— START OF Records shown —

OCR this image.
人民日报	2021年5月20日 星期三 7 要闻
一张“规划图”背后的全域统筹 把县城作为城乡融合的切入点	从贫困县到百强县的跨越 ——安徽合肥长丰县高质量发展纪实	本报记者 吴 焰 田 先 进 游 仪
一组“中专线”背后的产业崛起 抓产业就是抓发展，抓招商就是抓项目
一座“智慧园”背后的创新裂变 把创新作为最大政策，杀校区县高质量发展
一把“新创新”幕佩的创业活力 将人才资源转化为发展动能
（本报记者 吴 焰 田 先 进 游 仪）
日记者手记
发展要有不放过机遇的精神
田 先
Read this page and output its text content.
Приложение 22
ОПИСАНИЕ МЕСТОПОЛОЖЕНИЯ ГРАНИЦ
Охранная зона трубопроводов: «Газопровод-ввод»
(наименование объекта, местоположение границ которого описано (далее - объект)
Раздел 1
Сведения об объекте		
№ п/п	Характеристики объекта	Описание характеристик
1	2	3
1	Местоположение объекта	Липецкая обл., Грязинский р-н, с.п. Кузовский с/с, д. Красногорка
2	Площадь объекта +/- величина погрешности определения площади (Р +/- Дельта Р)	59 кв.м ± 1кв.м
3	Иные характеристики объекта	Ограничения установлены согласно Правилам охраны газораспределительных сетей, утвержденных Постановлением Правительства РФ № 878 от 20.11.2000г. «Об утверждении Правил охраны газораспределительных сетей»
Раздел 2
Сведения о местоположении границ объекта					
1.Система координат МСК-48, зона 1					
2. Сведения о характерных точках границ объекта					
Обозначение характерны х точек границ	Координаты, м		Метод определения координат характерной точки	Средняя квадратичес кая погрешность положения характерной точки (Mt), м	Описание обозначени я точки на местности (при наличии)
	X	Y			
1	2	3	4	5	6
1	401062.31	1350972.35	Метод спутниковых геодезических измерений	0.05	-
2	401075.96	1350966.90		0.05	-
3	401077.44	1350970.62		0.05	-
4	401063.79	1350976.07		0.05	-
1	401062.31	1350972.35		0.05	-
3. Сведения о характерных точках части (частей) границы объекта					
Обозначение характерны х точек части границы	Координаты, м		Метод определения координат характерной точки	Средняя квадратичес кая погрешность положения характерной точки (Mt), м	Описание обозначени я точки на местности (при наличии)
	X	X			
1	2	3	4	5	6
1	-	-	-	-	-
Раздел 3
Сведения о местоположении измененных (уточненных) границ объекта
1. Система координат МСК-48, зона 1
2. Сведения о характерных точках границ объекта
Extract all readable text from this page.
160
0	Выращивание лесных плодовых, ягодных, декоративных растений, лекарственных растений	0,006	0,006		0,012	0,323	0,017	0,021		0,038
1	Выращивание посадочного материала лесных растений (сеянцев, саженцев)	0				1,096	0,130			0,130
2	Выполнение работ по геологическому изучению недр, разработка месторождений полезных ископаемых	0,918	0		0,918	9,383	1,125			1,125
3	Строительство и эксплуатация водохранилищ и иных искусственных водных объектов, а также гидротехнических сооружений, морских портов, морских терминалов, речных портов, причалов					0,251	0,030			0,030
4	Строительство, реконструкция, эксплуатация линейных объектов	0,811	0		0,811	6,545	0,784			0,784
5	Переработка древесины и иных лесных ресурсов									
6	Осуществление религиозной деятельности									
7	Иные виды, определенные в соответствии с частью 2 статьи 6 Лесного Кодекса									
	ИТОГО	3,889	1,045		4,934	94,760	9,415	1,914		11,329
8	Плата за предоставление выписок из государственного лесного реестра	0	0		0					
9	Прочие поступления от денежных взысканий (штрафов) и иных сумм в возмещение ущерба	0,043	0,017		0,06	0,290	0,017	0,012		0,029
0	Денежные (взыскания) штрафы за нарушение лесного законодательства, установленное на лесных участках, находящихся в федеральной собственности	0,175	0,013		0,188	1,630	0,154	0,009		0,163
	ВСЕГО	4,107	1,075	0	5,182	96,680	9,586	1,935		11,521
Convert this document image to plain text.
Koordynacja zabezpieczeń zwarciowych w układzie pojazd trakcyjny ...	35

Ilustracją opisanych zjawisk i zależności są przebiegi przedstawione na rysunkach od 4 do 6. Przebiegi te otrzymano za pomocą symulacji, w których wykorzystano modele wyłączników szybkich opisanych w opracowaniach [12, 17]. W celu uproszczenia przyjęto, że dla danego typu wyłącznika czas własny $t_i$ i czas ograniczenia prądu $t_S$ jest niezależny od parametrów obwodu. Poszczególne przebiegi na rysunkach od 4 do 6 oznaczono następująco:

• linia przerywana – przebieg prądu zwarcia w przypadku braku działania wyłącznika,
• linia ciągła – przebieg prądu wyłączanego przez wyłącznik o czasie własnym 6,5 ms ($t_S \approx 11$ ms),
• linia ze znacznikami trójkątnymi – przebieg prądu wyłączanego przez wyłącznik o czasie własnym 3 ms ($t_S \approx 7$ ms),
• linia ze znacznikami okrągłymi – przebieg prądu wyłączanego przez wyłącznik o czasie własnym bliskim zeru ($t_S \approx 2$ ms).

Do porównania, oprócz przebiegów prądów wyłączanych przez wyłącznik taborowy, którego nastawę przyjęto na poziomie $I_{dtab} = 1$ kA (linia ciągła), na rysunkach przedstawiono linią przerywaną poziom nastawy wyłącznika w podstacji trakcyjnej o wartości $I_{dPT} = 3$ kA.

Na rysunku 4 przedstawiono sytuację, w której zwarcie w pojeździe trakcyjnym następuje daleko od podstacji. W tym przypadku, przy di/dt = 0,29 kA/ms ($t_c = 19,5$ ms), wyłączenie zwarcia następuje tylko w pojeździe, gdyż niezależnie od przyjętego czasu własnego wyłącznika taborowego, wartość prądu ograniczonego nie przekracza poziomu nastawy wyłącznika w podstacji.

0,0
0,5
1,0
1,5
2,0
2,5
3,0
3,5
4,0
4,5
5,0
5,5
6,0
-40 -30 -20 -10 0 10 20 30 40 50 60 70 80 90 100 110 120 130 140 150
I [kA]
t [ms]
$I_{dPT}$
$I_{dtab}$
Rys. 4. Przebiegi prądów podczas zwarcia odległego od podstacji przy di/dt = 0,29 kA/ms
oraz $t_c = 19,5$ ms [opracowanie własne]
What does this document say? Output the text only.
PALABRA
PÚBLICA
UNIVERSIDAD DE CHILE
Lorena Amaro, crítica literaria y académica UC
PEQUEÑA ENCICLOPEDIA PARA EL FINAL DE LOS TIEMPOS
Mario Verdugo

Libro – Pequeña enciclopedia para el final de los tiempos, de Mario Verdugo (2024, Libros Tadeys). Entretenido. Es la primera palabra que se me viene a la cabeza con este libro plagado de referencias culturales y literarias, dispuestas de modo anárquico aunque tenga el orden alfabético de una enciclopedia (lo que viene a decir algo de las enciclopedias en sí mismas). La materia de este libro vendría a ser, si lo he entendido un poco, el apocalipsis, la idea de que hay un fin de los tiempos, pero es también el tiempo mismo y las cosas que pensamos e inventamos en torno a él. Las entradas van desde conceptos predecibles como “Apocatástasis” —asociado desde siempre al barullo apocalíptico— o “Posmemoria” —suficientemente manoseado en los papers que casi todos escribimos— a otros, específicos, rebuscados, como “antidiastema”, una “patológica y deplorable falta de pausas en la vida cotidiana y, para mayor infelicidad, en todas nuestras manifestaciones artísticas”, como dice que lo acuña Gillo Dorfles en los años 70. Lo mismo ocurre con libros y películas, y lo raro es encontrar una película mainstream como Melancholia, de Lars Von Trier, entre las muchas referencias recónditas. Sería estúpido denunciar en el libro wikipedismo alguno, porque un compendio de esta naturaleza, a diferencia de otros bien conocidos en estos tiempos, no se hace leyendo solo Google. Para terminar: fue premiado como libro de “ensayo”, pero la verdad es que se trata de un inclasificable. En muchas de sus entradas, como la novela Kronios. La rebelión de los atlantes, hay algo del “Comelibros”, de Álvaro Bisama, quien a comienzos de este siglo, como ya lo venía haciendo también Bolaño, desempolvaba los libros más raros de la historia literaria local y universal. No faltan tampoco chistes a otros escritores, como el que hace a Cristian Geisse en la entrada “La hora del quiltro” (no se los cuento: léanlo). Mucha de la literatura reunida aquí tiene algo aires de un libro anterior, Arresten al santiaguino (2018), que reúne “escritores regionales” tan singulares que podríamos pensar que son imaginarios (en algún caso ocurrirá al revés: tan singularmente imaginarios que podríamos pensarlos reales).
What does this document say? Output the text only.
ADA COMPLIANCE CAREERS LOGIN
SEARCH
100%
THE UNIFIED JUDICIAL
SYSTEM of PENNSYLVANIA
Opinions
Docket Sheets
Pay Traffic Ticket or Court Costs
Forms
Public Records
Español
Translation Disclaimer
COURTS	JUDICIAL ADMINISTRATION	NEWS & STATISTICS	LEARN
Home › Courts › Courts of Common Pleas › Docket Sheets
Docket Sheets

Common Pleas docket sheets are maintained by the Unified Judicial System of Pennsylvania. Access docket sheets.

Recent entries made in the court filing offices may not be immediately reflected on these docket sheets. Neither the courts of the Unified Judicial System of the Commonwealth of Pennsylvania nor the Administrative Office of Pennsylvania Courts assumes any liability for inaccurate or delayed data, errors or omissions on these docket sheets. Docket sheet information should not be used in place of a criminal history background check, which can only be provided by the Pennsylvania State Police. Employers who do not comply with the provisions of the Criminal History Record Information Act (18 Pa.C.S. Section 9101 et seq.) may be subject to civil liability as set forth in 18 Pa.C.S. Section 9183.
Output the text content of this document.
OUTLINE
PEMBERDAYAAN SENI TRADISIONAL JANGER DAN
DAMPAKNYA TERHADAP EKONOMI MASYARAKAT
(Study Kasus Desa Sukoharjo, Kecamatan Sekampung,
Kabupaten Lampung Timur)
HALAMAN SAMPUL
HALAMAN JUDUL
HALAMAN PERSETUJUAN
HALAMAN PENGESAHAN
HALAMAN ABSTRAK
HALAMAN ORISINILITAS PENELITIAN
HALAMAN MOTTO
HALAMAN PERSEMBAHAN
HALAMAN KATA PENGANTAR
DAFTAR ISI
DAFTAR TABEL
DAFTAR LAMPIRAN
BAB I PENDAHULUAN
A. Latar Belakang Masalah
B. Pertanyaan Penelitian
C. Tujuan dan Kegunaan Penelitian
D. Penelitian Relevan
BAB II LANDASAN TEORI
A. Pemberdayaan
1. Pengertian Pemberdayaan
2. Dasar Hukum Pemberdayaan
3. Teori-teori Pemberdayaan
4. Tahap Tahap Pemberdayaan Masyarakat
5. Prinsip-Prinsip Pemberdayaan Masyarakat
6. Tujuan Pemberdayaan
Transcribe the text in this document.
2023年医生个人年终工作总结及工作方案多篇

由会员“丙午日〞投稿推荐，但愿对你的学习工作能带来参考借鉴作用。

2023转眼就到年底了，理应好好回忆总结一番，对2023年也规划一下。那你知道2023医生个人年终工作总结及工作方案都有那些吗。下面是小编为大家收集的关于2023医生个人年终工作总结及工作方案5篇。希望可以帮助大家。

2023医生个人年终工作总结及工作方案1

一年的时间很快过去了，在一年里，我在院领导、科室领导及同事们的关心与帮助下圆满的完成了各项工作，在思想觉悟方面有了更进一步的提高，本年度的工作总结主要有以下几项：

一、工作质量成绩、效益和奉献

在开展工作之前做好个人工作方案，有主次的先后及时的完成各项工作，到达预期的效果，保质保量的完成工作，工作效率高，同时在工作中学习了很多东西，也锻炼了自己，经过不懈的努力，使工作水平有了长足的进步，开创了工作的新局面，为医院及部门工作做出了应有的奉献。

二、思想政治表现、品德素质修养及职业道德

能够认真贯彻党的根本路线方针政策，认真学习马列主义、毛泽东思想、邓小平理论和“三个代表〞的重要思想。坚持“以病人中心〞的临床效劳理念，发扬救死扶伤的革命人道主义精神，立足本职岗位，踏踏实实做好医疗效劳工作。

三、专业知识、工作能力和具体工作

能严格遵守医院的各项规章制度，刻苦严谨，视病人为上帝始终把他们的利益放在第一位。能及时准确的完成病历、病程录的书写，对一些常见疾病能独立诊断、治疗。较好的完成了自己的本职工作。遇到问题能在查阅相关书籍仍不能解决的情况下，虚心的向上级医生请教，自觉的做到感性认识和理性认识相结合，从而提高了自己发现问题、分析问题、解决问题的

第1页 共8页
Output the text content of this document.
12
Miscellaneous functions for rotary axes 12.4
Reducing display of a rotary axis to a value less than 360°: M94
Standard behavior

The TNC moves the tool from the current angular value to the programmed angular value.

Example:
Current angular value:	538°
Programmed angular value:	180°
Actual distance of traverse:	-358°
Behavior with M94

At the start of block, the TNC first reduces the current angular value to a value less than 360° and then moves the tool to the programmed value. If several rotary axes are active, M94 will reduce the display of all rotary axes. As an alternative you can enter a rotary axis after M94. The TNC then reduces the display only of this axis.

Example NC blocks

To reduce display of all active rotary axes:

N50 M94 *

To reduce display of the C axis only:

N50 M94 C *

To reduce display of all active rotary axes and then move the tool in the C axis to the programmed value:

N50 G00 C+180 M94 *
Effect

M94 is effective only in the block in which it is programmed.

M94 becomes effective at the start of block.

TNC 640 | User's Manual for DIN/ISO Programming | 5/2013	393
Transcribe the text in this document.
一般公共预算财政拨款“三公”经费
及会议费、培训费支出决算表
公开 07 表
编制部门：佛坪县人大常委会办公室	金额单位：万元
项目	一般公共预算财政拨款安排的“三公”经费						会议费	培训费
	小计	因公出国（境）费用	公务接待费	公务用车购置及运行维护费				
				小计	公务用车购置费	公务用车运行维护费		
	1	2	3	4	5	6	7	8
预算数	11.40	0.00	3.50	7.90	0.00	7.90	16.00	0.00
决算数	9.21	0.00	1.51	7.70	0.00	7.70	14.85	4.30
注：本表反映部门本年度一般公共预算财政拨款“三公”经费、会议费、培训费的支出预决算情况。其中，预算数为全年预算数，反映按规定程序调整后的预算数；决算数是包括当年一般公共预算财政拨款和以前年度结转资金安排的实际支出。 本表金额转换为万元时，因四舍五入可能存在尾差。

— END OF Records shown —

The task: Pick out every line of the listing containing the word "точках", and show those lines.

Correct output:
2. Сведения о характерных точках границ объекта					
3. Сведения о характерных точках части (частей) границы объекта					
2. Сведения о характерных точках границ объекта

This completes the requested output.